─── Records provided ───

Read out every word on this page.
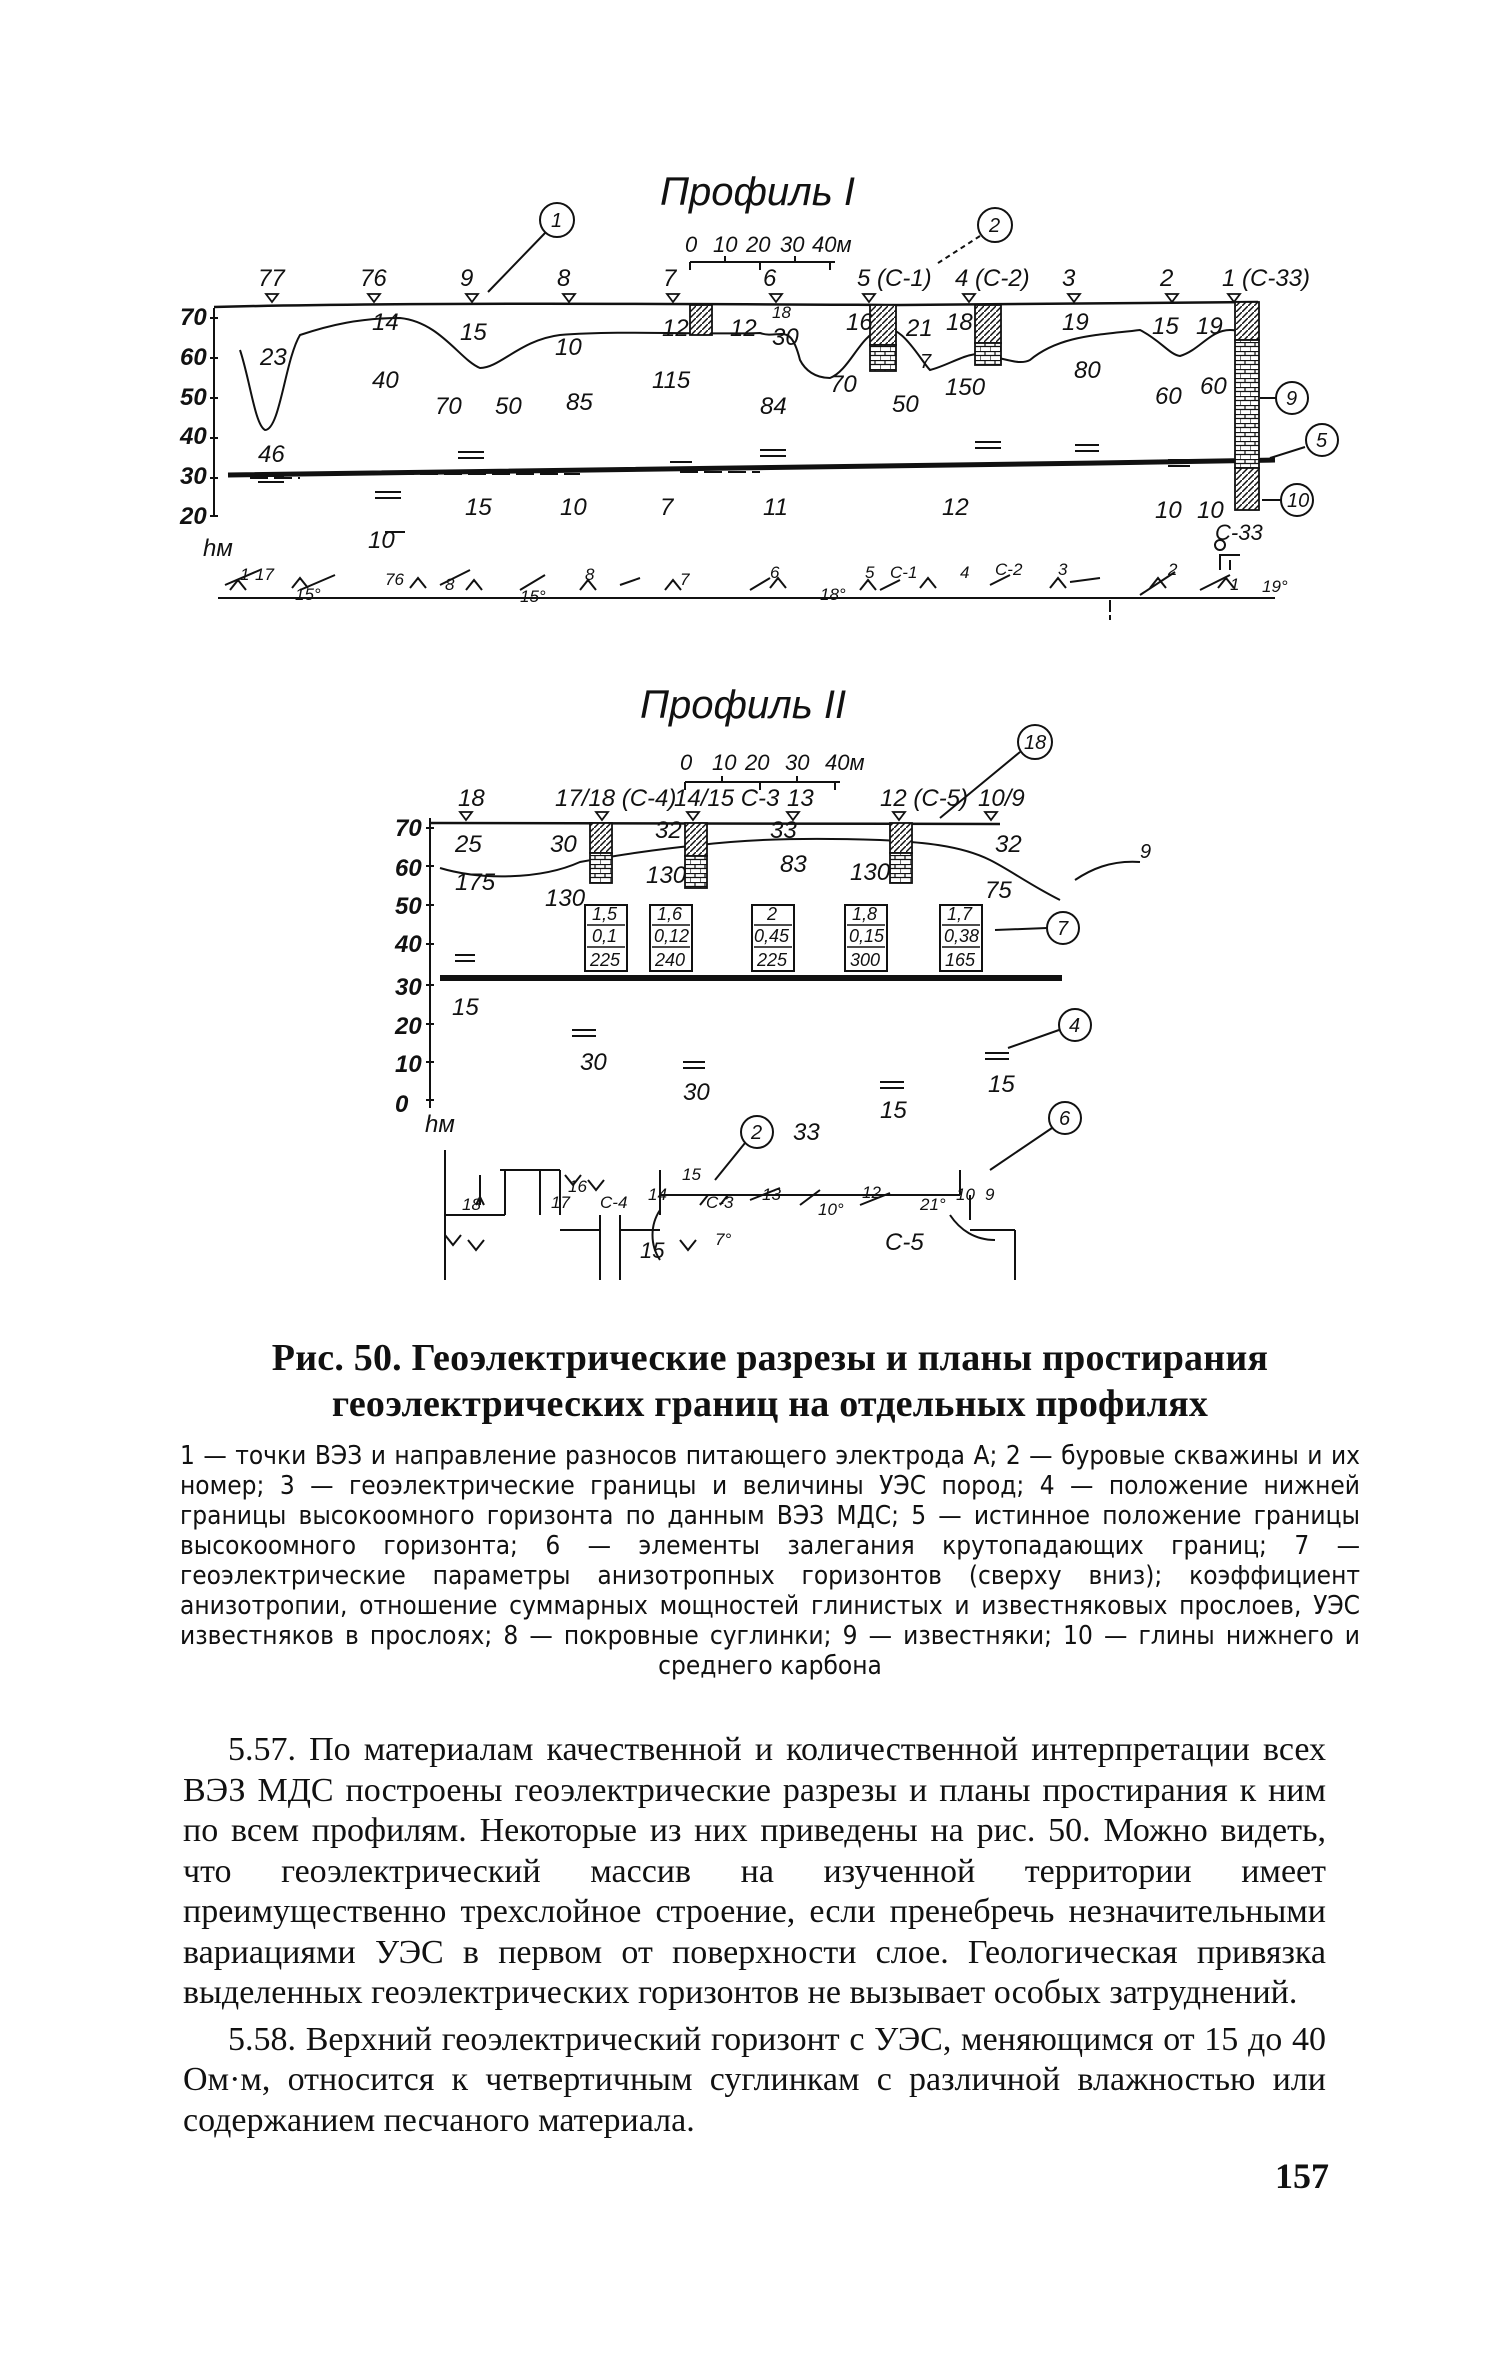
Профиль I
0 10 20 30 40м
1	2
9
5
10
77	76	9	8	7	6	5 (С-1) 4 (С-2) 3	2 1 (С-33)
70
60
50
40
30
20
hм
14	15
10
12 12
18
30
16 21 18
7
19	15 19
23
46
40
70 50 85
115
84
70
50
150
80
60 60
15	10	7	11	12	10 10
10
1 17	76
15°
8
15°
8	7	6
18°
5 С-1	4 С-2 3	2
1 19°
С-33
Профиль II
0 10 20 30 40м
18
9
7
4
2
6
18	17/18 (С-4)
14/15 С-3 13	12 (С-5) 10/9
70
60
50
40
30
20
10
0
hм
25	30
32	33
32
175
130
130	83 130
75
1,5
0,1
225
1,6
0,12
240
2
0,45
225
1,8
0,15
300
1,7
0,38
165
15
30
30
33
15
15
18
16
17 С-4 14
15
С-3 13
10°
12
21°
С-5
10 9
15	7°
Рис. 50. Геоэлектрические разрезы и планы простирания геоэлектрических границ на отдельных профилях
1 — точки ВЭЗ и направление разносов питающего электрода А; 2 — буровые скважины и их номер; 3 — геоэлектрические границы и величины УЭС пород; 4 — положение нижней границы высокоомного горизонта по данным ВЭЗ МДС; 5 — истинное положение границы высокоомного горизонта; 6 — элементы залегания крутопадающих границ; 7 — геоэлектрические параметры анизотропных горизонтов (сверху вниз); коэффициент анизотропии, отношение суммарных мощностей глинистых и известняковых прослоев, УЭС известняков в прослоях; 8 — покровные суглинки; 9 — известняки; 10 — глины нижнего и среднего карбона

5.57. По материалам качественной и количественной интерпретации всех ВЭЗ МДС построены геоэлектрические разрезы и планы простирания к ним по всем профилям. Некоторые из них приведены на рис. 50. Можно видеть, что геоэлектрический массив на изученной территории имеет преимущественно трехслойное строение, если пренебречь незначительными вариациями УЭС в первом от поверхности слое. Геологическая привязка выделенных геоэлектрических горизонтов не вызывает особых затруднений.

5.58. Верхний геоэлектрический горизонт с УЭС, меняющимся от 15 до 40 Ом·м, относится к четвертичным суглинкам с различной влажностью или содержанием песчаного материала.

157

───

Stated problem:
Every record above should be written out again exactly; the pictures stay out of the copy.

Solution to this problem:
Read out every word on this page.
Профиль I
0 10 20 30 40м
1	2
9
5
10
77	76	9	8	7	6	5 (С-1) 4 (С-2) 3	2 1 (С-33)
70
60
50
40
30
20
hм
14	15
10
12 12
18
30
16 21 18
7
19	15 19
23
46
40
70 50 85
115
84
70
50
150
80
60 60
15	10	7	11	12	10 10
10
1 17	76
15°
8
15°
8	7	6
18°
5 С-1	4 С-2 3	2
1 19°
С-33
Профиль II
0 10 20 30 40м
18
9
7
4
2
6
18	17/18 (С-4)
14/15 С-3 13	12 (С-5) 10/9
70
60
50
40
30
20
10
0
hм
25	30
32	33
32
175
130
130	83 130
75
1,5
0,1
225
1,6
0,12
240
2
0,45
225
1,8
0,15
300
1,7
0,38
165
15
30
30
33
15
15
18
16
17 С-4 14
15
С-3 13
10°
12
21°
С-5
10 9
15	7°
Рис. 50. Геоэлектрические разрезы и планы простирания геоэлектрических границ на отдельных профилях
1 — точки ВЭЗ и направление разносов питающего электрода А; 2 — буровые скважины и их номер; 3 — геоэлектрические границы и величины УЭС пород; 4 — положение нижней границы высокоомного горизонта по данным ВЭЗ МДС; 5 — истинное положение границы высокоомного горизонта; 6 — элементы залегания крутопадающих границ; 7 — геоэлектрические параметры анизотропных горизонтов (сверху вниз); коэффициент анизотропии, отношение суммарных мощностей глинистых и известняковых прослоев, УЭС известняков в прослоях; 8 — покровные суглинки; 9 — известняки; 10 — глины нижнего и среднего карбона

5.57. По материалам качественной и количественной интерпретации всех ВЭЗ МДС построены геоэлектрические разрезы и планы простирания к ним по всем профилям. Некоторые из них приведены на рис. 50. Можно видеть, что геоэлектрический массив на изученной территории имеет преимущественно трехслойное строение, если пренебречь незначительными вариациями УЭС в первом от поверхности слое. Геологическая привязка выделенных геоэлектрических горизонтов не вызывает особых затруднений.

5.58. Верхний геоэлектрический горизонт с УЭС, меняющимся от 15 до 40 Ом·м, относится к четвертичным суглинкам с различной влажностью или содержанием песчаного материала.

157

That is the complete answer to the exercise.